* Exercise
Wherever "each" occurs in the entries, copy the line that holds it.

[[ Stored data open ]]

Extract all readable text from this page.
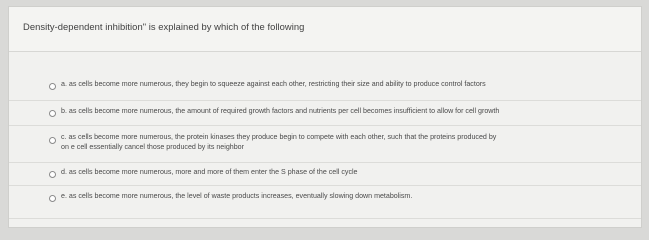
Density-dependent inhibition" is explained by which of the following
a. as cells become more numerous, they begin to squeeze against each other, restricting their size and ability to produce control factors
b. as cells become more numerous, the amount of required growth factors and nutrients per cell becomes insufficient to allow for cell growth
c. as cells become more numerous, the protein kinases they produce begin to compete with each other, such that the proteins produced by
on e cell essentially cancel those produced by its neighbor
d. as cells become more numerous, more and more of them enter the S phase of the cell cycle
e. as cells become more numerous, the level of waste products increases, eventually slowing down metabolism.
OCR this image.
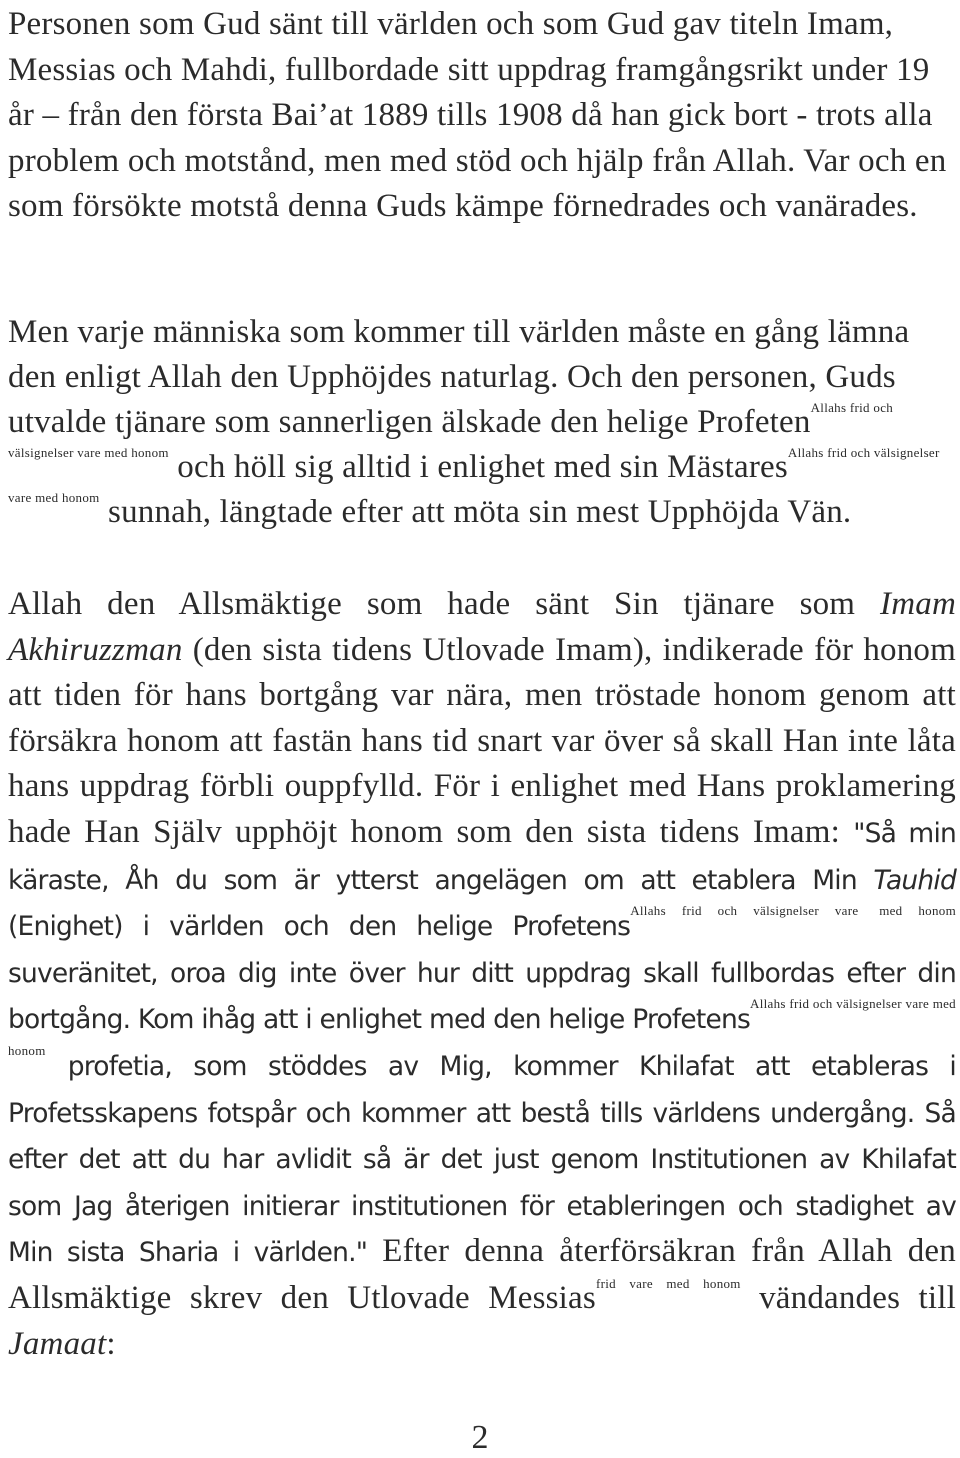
Personen som Gud sänt till världen och som Gud gav titeln Imam, Messias och Mahdi, fullbordade sitt uppdrag framgångsrikt under 19 år – från den första Bai’at 1889 tills 1908 då han gick bort - trots alla problem och motstånd, men med stöd och hjälp från Allah. Var och en som försökte motstå denna Guds kämpe förnedrades och vanärades.

Men varje människa som kommer till världen måste en gång lämna den enligt Allah den Upphöjdes naturlag. Och den personen, Guds utvalde tjänare som sannerligen älskade den helige Profeten$^{Allahs frid och}$ $^{välsignelser vare med honom}$ och höll sig alltid i enlighet med sin Mästares$^{Allahs frid och välsignelser}$ $^{vare med honom}$ sunnah, längtade efter att möta sin mest Upphöjda Vän.

Allah den Allsmäktige som hade sänt Sin tjänare som Imam Akhiruzzman (den sista tidens Utlovade Imam), indikerade för honom att tiden för hans bortgång var nära, men tröstade honom genom att försäkra honom att fastän hans tid snart var över så skall Han inte låta hans uppdrag förbli ouppfylld. För i enlighet med Hans proklamering hade Han Själv upphöjt honom som den sista tidens Imam: "Så min käraste, Åh du som är ytterst angelägen om att etablera Min Tauhid (Enighet) i världen och den helige Profetens$^{Allahs frid och välsignelser vare}$ $^{med honom}$ suveränitet, oroa dig inte över hur ditt uppdrag skall fullbordas efter din bortgång. Kom ihåg att i enlighet med den helige Profetens$^{Allahs frid och välsignelser vare med}$ $^{honom}$ profetia, som stöddes av Mig, kommer Khilafat att etableras i Profetsskapens fotspår och kommer att bestå tills världens undergång. Så efter det att du har avlidit så är det just genom Institutionen av Khilafat som Jag återigen initierar institutionen för etableringen och stadighet av Min sista Sharia i världen." Efter denna återförsäkran från Allah den Allsmäktige skrev den Utlovade Messias$^{frid vare med honom}$ vändandes till Jamaat:

2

[[ Stored data closed ]]

* Solution for this exercise
a. as cells become more numerous, they begin to squeeze against each other, restricting their size and ability to produce control factors
c. as cells become more numerous, the protein kinases they produce begin to compete with each other, such that the proteins produced by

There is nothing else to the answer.